- _DATA LISTING_
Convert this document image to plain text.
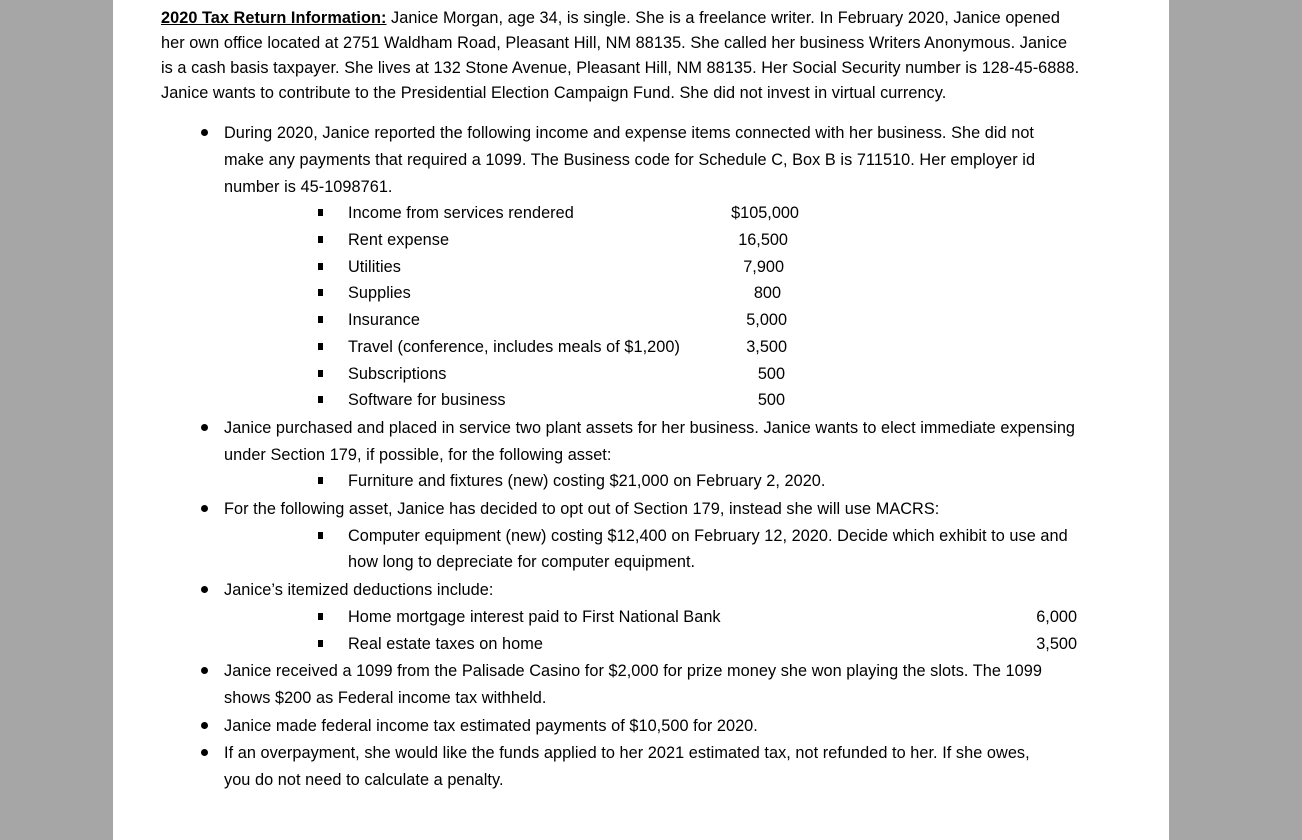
2020 Tax Return Information: Janice Morgan, age 34, is single. She is a freelance writer. In February 2020, Janice opened
her own office located at 2751 Waldham Road, Pleasant Hill, NM 88135. She called her business Writers Anonymous. Janice
is a cash basis taxpayer. She lives at 132 Stone Avenue, Pleasant Hill, NM 88135. Her Social Security number is 128-45-6888.
Janice wants to contribute to the Presidential Election Campaign Fund. She did not invest in virtual currency.
During 2020, Janice reported the following income and expense items connected with her business. She did not
make any payments that required a 1099. The Business code for Schedule C, Box B is 711510. Her employer id
number is 45-1098761.
Income from services rendered	$105,000
Rent expense	16,500
Utilities	7,900
Supplies	800
Insurance	5,000
Travel (conference, includes meals of $1,200)	3,500
Subscriptions	500
Software for business	500
Janice purchased and placed in service two plant assets for her business. Janice wants to elect immediate expensing
under Section 179, if possible, for the following asset:
Furniture and fixtures (new) costing $21,000 on February 2, 2020.
For the following asset, Janice has decided to opt out of Section 179, instead she will use MACRS:
Computer equipment (new) costing $12,400 on February 12, 2020. Decide which exhibit to use and
how long to depreciate for computer equipment.
Janice’s itemized deductions include:
Home mortgage interest paid to First National Bank	6,000
Real estate taxes on home	3,500
Janice received a 1099 from the Palisade Casino for $2,000 for prize money she won playing the slots. The 1099
shows $200 as Federal income tax withheld.
Janice made federal income tax estimated payments of $10,500 for 2020.
If an overpayment, she would like the funds applied to her 2021 estimated tax, not refunded to her. If she owes,
you do not need to calculate a penalty.
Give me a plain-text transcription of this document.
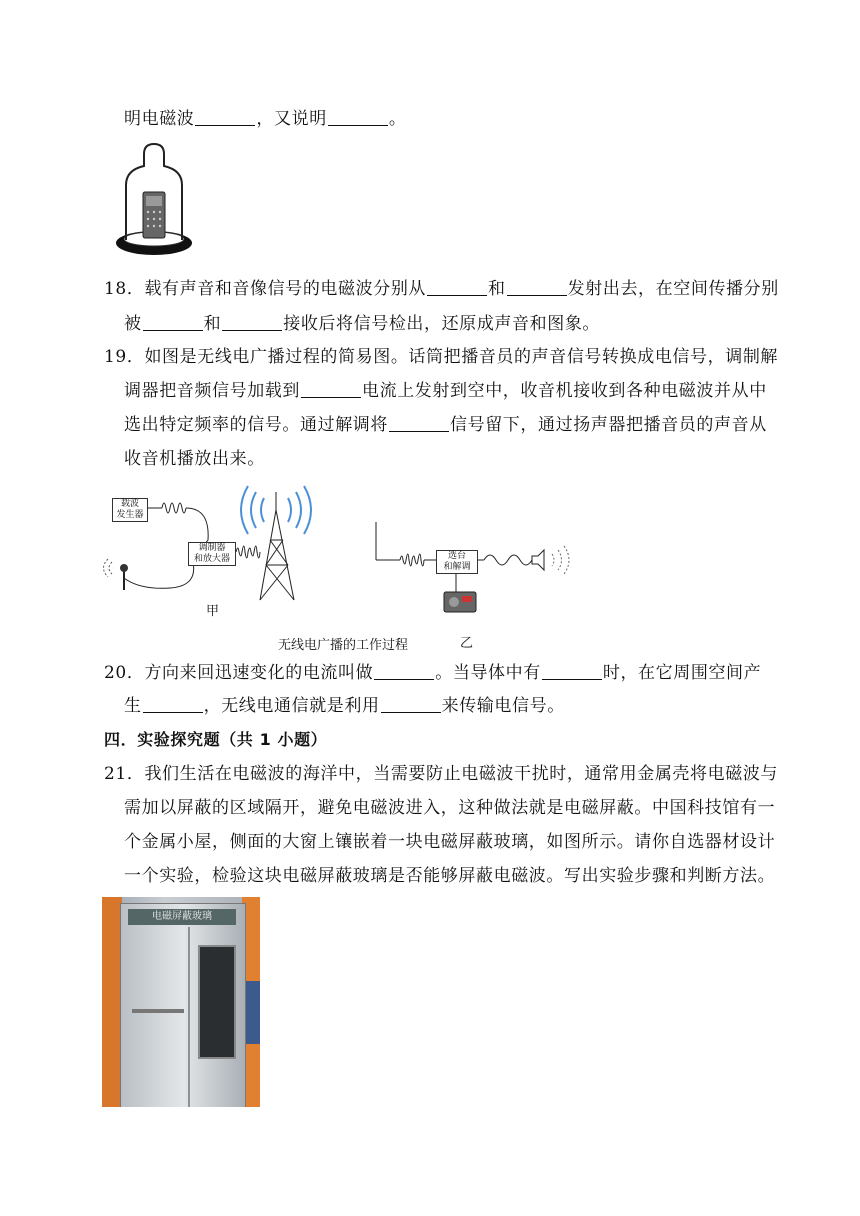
明电磁波	，又说明	。
18．载有声音和音像信号的电磁波分别从	和	发射出去，在空间传播分别
被	和	接收后将信号检出，还原成声音和图象。
19．如图是无线电广播过程的简易图。话筒把播音员的声音信号转换成电信号，调制解
调器把音频信号加载到	电流上发射到空中，收音机接收到各种电磁波并从中
选出特定频率的信号。通过解调将	信号留下，通过扬声器把播音员的声音从
收音机播放出来。
载波
发生器
调制器
和放大器	选台
和解调
甲
乙
无线电广播的工作过程
20．方向来回迅速变化的电流叫做	。当导体中有	时，在它周围空间产
生	，无线电通信就是利用	来传输电信号。
四．实验探究题（共 1 小题）
21．我们生活在电磁波的海洋中，当需要防止电磁波干扰时，通常用金属壳将电磁波与
需加以屏蔽的区域隔开，避免电磁波进入，这种做法就是电磁屏蔽。中国科技馆有一
个金属小屋，侧面的大窗上镶嵌着一块电磁屏蔽玻璃，如图所示。请你自选器材设计
一个实验，检验这块电磁屏蔽玻璃是否能够屏蔽电磁波。写出实验步骤和判断方法。
电磁屏蔽玻璃
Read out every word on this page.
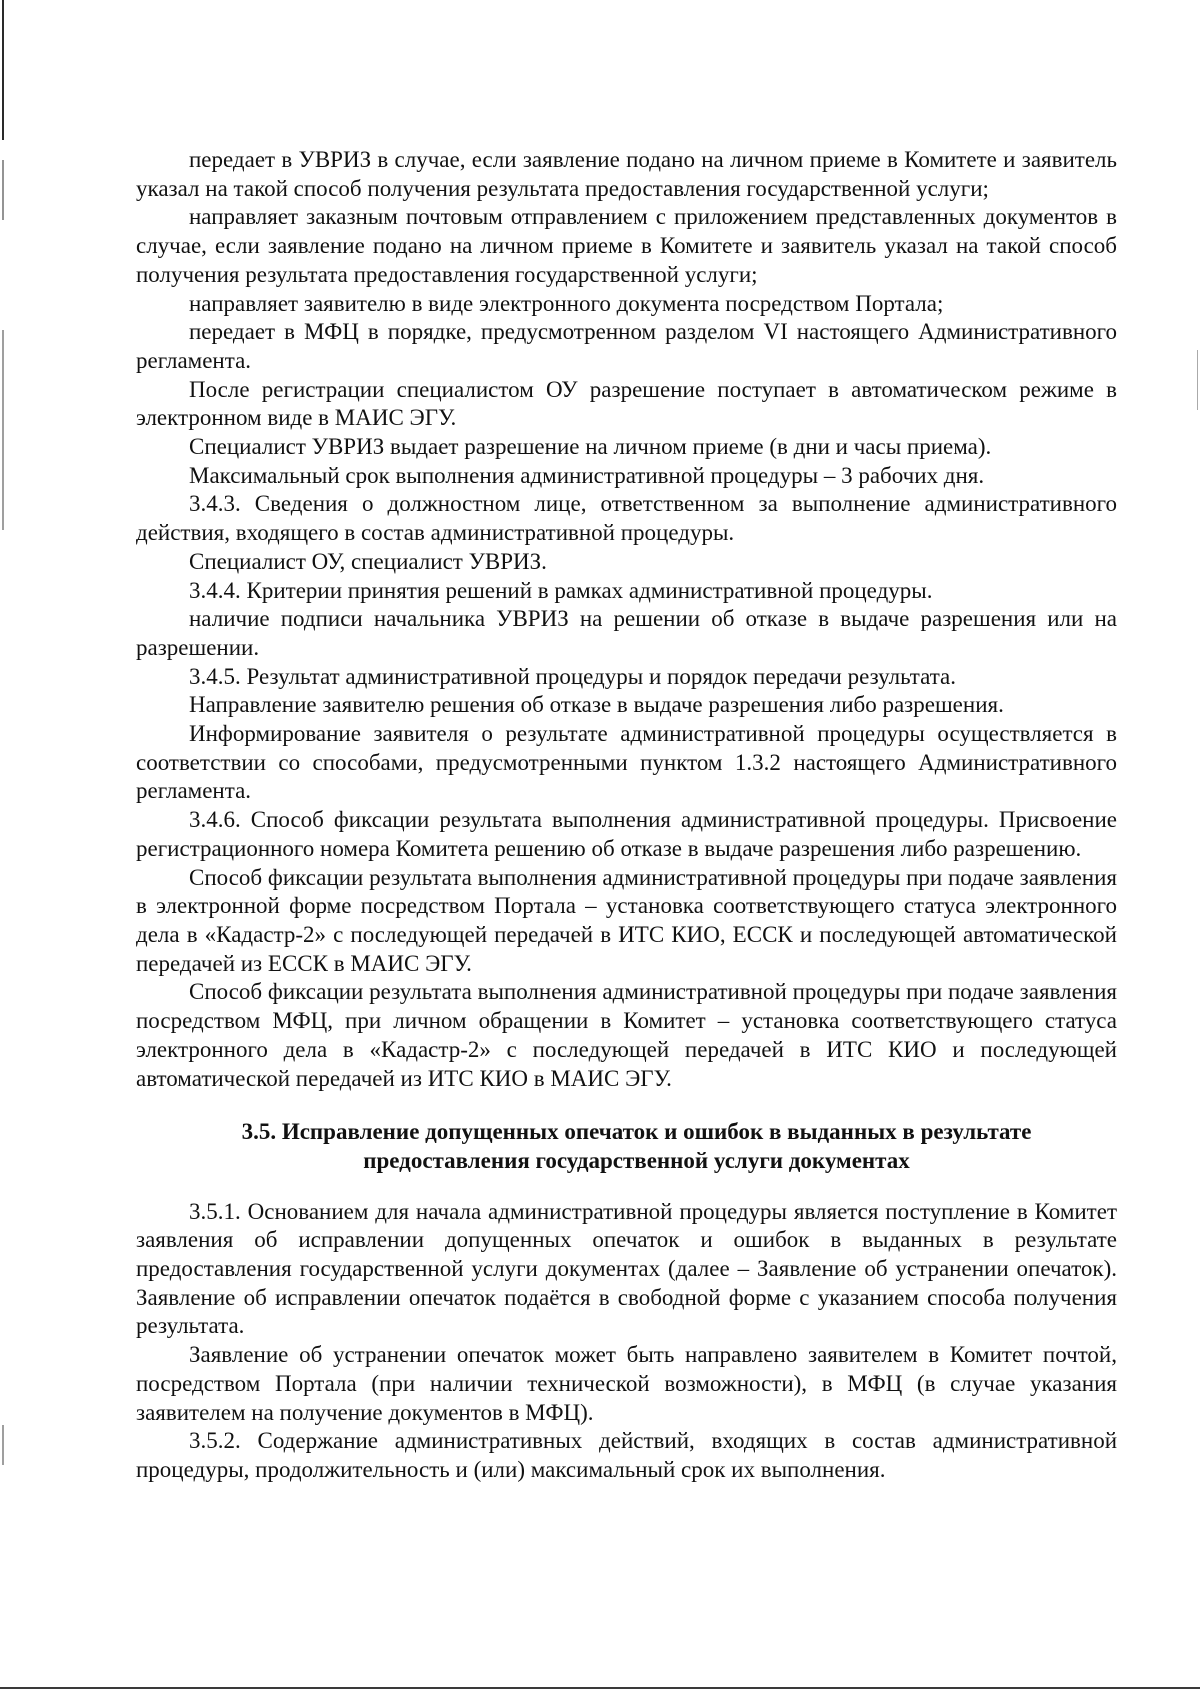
передает в УВРИЗ в случае, если заявление подано на личном приеме в Комитете и заявитель указал на такой способ получения результата предоставления государственной услуги;

направляет заказным почтовым отправлением с приложением представленных документов в случае, если заявление подано на личном приеме в Комитете и заявитель указал на такой способ получения результата предоставления государственной услуги;

направляет заявителю в виде электронного документа посредством Портала;

передает в МФЦ в порядке, предусмотренном разделом VI настоящего Административного регламента.

После регистрации специалистом ОУ разрешение поступает в автоматическом режиме в электронном виде в МАИС ЭГУ.

Специалист УВРИЗ выдает разрешение на личном приеме (в дни и часы приема).

Максимальный срок выполнения административной процедуры – 3 рабочих дня.

3.4.3. Сведения о должностном лице, ответственном за выполнение административного действия, входящего в состав административной процедуры.

Специалист ОУ, специалист УВРИЗ.

3.4.4. Критерии принятия решений в рамках административной процедуры.

наличие подписи начальника УВРИЗ на решении об отказе в выдаче разрешения или на разрешении.

3.4.5. Результат административной процедуры и порядок передачи результата.

Направление заявителю решения об отказе в выдаче разрешения либо разрешения.

Информирование заявителя о результате административной процедуры осуществляется в соответствии со способами, предусмотренными пунктом 1.3.2 настоящего Административного регламента.

3.4.6. Способ фиксации результата выполнения административной процедуры. Присвоение регистрационного номера Комитета решению об отказе в выдаче разрешения либо разрешению.

Способ фиксации результата выполнения административной процедуры при подаче заявления в электронной форме посредством Портала – установка соответствующего статуса электронного дела в «Кадастр-2» с последующей передачей в ИТС КИО, ЕССК и последующей автоматической передачей из ЕССК в МАИС ЭГУ.

Способ фиксации результата выполнения административной процедуры при подаче заявления посредством МФЦ, при личном обращении в Комитет – установка соответствующего статуса электронного дела в «Кадастр-2» с последующей передачей в ИТС КИО и последующей автоматической передачей из ИТС КИО в МАИС ЭГУ.

3.5. Исправление допущенных опечаток и ошибок в выданных в результате предоставления государственной услуги документах

3.5.1. Основанием для начала административной процедуры является поступление в Комитет заявления об исправлении допущенных опечаток и ошибок в выданных в результате предоставления государственной услуги документах (далее – Заявление об устранении опечаток). Заявление об исправлении опечаток подаётся в свободной форме с указанием способа получения результата.

Заявление об устранении опечаток может быть направлено заявителем в Комитет почтой, посредством Портала (при наличии технической возможности), в МФЦ (в случае указания заявителем на получение документов в МФЦ).

3.5.2. Содержание административных действий, входящих в состав административной процедуры, продолжительность и (или) максимальный срок их выполнения.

- _EXERCISE DESCRIPTION_
Gather all lines of the records that include the word "following".

- _EXPECTED ANSWER_
During 2020, Janice reported the following income and expense items connected with her business. She did not
under Section 179, if possible, for the following asset:
For the following asset, Janice has decided to opt out of Section 179, instead she will use MACRS:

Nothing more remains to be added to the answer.